▶ Task requirements
Take every line that has the string "label" and copy it out.

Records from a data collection
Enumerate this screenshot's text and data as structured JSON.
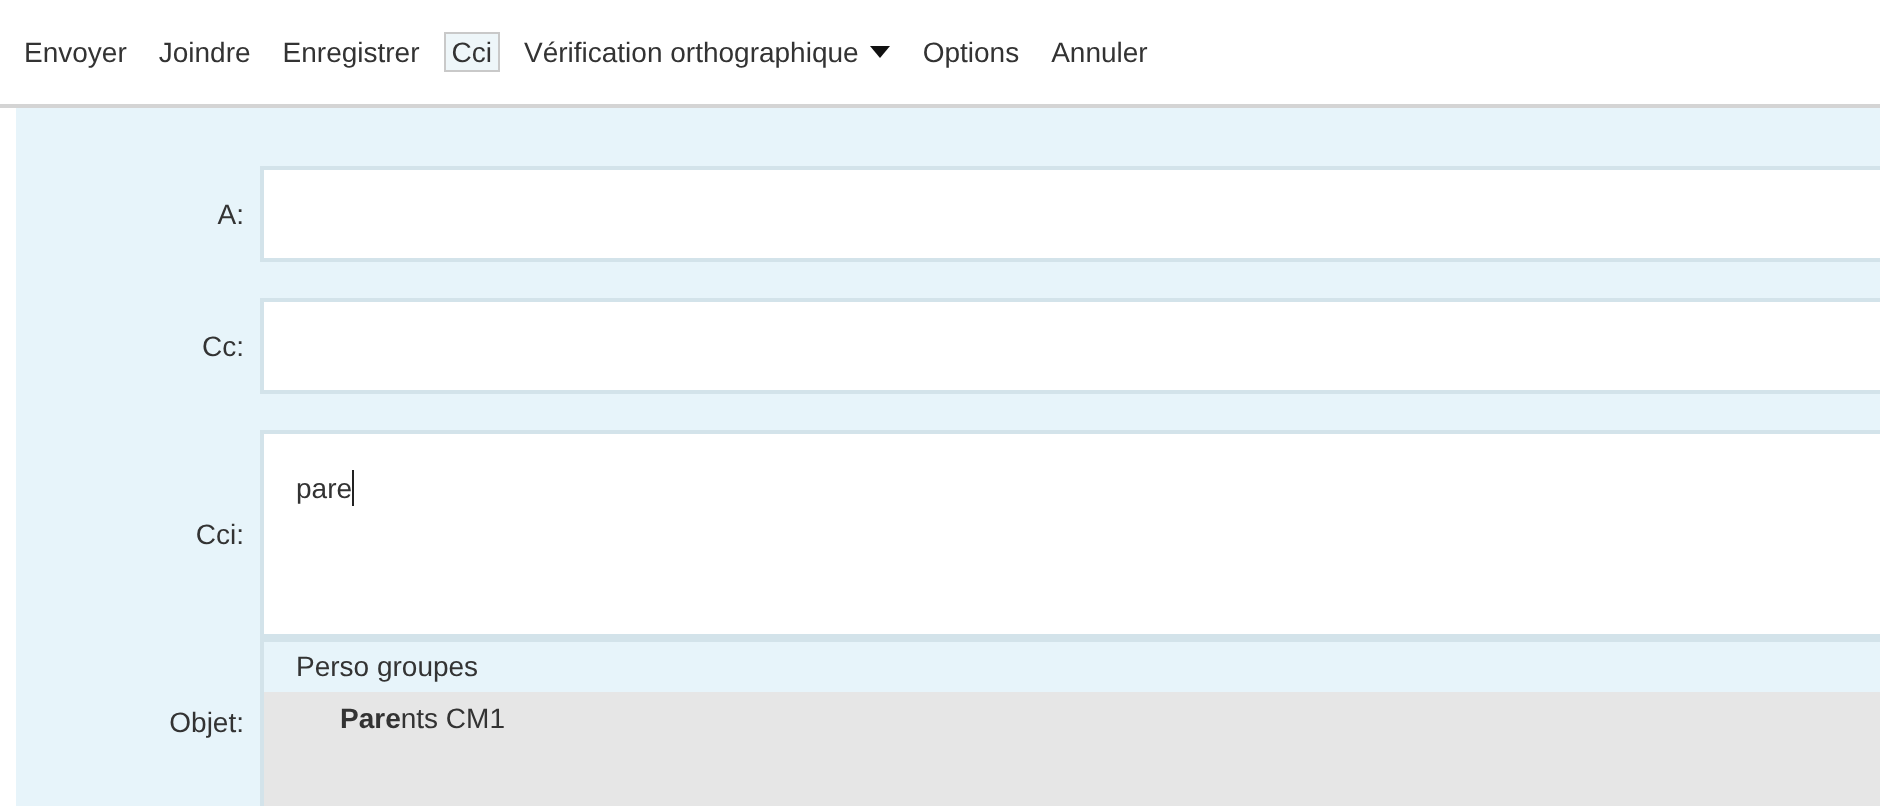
{
  "toolbar": [
    {
      "label": "Envoyer",
      "kind": "link",
      "selected": false
    },
    {
      "label": "Joindre",
      "kind": "link",
      "selected": false
    },
    {
      "label": "Enregistrer",
      "kind": "link",
      "selected": false
    },
    {
      "label": "Cci",
      "kind": "link",
      "selected": true
    },
    {
      "label": "Vérification orthographique",
      "kind": "dropdown",
      "selected": false
    },
    {
      "label": "Options",
      "kind": "link",
      "selected": false
    },
    {
      "label": "Annuler",
      "kind": "link",
      "selected": false
    }
  ],
  "fields": [
    {
      "label": "A:",
      "kind": "line"
    },
    {
      "label": "Cc:",
      "kind": "line"
    },
    {
      "label": "Cci:",
      "kind": "area",
      "value": "pare"
    }
  ],
  "subject": {
    "label": "Objet:"
  },
  "suggestions": {
    "group": "Perso groupes",
    "items": [
      {
        "text": "**Pare**nts CM1",
        "selected": true
      }
    ]
  }
}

▶ Answer below
      "label": "Envoyer",
      "label": "Joindre",
      "label": "Enregistrer",
      "label": "Cci",
      "label": "Vérification orthographique",
      "label": "Options",
      "label": "Annuler",
      "label": "A:",
      "label": "Cc:",
      "label": "Cci:",
    "label": "Objet:"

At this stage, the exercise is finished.